--- START OF Records to process ---
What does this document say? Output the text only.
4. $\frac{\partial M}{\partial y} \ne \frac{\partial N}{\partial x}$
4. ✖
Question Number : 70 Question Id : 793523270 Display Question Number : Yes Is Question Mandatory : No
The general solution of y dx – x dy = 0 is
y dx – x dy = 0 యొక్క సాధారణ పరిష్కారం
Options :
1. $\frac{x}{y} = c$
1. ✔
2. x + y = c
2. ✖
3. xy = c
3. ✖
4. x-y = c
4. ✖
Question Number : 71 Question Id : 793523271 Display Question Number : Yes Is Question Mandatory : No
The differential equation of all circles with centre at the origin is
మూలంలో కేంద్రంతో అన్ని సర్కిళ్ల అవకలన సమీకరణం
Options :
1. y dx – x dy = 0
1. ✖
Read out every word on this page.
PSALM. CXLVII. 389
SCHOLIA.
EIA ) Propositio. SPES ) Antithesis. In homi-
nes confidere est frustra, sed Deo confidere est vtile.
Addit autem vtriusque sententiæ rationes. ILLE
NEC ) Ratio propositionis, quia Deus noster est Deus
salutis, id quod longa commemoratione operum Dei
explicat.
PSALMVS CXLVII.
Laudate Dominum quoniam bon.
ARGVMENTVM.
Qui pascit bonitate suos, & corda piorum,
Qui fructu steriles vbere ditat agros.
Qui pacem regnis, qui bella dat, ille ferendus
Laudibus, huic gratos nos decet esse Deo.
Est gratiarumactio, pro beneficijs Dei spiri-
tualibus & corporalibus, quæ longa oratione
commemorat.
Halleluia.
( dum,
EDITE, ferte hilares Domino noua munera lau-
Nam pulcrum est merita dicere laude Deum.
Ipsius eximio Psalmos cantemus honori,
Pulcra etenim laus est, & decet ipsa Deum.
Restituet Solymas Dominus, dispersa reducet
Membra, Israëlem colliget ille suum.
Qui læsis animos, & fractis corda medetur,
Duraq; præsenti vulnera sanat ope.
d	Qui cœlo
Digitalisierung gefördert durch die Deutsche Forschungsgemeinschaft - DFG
--- END OF Records to process ---
* _Written task_: Copy all lines in the listing above where the string "this" appears.

* _Reply_:
What does this document say? Output the text only.
Read out every word on this page.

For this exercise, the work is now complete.